EXERCISE ▸ Your answer should be a single number: the count of lines in the material below that hold "time".

EXTRACTED MATERIAL ▸
>>>

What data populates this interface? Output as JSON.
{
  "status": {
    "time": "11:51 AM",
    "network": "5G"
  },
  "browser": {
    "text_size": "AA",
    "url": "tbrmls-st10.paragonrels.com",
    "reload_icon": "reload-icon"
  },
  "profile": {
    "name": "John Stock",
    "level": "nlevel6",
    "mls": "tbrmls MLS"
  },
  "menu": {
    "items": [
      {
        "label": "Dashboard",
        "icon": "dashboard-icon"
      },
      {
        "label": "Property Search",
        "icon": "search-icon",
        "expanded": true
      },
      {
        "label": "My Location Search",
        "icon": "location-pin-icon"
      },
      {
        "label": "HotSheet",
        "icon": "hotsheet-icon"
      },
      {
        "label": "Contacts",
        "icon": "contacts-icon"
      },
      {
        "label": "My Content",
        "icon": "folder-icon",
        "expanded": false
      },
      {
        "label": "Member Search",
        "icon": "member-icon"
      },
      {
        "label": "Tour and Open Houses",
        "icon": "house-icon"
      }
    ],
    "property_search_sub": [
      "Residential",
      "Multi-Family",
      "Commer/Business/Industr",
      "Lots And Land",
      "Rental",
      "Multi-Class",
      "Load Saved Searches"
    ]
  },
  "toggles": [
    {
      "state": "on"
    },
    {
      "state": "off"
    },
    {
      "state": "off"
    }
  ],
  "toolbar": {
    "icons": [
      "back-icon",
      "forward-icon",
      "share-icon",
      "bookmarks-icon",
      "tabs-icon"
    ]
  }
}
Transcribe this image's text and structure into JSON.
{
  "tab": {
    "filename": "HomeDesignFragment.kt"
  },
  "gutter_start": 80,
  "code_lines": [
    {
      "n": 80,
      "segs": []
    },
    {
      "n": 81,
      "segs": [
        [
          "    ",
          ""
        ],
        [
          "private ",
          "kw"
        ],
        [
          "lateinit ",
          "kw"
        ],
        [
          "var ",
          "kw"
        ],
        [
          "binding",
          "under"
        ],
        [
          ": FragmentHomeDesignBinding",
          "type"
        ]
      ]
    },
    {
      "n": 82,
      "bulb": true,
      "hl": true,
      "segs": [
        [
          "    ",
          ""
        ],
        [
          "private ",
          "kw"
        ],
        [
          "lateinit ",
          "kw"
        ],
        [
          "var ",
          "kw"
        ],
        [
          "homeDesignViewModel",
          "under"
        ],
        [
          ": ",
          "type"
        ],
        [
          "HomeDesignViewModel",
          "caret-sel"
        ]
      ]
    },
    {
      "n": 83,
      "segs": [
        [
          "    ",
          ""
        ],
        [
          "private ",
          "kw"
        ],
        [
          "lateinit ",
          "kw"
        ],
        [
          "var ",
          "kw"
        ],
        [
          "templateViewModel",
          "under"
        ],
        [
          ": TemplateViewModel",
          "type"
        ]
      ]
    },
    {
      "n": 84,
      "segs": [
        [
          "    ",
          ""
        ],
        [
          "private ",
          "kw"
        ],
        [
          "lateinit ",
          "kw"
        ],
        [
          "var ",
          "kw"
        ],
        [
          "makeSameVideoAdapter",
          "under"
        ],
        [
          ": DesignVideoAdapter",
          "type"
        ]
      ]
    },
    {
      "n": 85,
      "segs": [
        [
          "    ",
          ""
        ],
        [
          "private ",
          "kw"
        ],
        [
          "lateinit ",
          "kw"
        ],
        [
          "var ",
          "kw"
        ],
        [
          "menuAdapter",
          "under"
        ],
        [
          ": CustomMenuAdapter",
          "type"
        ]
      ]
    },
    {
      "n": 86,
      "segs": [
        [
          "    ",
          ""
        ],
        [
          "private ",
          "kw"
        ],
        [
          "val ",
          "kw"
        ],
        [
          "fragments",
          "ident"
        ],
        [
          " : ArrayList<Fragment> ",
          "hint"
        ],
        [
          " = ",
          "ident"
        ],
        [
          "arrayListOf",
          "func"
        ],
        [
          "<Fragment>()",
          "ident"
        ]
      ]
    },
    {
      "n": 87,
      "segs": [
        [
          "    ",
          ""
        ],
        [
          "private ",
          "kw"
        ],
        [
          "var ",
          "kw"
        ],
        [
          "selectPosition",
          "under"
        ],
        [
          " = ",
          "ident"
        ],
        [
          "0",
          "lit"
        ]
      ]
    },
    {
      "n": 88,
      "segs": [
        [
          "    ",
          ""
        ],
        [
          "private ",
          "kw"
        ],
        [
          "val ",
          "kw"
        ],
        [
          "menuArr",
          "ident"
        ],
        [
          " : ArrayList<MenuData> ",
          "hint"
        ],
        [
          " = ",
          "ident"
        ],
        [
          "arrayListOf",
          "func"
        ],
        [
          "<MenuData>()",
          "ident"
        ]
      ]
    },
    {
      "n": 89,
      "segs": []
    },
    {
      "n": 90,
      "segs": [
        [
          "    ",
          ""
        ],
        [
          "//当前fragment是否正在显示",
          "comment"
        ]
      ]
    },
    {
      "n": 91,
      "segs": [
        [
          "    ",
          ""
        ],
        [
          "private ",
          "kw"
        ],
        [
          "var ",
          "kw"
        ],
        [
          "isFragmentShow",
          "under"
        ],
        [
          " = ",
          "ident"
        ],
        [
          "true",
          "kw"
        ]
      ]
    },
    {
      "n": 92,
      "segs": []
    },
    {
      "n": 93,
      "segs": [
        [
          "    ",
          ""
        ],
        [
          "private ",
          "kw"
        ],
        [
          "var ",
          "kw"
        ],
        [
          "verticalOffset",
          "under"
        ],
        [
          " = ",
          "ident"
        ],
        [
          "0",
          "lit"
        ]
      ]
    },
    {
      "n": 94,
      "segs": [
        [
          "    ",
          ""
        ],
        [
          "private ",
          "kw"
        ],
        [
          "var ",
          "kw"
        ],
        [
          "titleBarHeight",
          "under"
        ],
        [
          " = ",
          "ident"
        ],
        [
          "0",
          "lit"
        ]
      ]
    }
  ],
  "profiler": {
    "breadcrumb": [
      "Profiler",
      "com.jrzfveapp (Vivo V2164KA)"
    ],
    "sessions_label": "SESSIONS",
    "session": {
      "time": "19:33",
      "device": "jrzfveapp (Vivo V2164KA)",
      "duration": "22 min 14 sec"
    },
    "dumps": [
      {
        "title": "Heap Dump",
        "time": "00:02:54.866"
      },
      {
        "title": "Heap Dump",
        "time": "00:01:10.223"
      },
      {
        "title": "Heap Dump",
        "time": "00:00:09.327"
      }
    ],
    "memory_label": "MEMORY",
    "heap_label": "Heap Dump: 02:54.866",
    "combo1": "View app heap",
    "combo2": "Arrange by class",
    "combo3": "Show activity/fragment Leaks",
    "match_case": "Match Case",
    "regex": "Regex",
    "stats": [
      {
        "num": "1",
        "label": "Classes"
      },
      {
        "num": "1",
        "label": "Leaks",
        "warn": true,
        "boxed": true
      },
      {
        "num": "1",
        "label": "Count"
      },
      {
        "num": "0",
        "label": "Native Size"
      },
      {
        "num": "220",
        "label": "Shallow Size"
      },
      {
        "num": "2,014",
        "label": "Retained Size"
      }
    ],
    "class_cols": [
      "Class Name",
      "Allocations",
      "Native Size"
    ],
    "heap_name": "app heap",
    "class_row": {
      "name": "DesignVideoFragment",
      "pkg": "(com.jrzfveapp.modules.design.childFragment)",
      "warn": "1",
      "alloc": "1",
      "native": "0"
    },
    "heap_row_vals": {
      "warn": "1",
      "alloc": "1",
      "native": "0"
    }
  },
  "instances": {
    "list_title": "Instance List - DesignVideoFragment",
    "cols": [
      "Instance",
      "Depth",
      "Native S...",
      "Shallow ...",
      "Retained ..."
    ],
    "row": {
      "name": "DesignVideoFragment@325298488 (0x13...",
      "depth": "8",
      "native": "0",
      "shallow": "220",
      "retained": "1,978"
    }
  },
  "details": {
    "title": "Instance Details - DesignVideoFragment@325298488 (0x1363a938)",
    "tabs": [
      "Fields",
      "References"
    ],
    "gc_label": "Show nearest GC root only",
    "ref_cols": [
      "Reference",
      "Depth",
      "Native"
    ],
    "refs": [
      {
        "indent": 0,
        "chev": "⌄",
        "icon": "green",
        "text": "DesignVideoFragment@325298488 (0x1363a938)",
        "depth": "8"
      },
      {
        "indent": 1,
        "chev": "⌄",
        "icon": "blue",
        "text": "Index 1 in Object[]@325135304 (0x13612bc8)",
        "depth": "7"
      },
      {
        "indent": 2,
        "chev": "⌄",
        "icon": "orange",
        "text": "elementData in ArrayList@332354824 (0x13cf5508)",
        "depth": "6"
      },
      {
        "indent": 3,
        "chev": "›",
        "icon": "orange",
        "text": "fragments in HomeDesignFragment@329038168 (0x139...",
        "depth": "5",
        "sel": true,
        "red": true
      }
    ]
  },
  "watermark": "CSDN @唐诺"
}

<<<

COMPLETE OUTPUT ▸ 5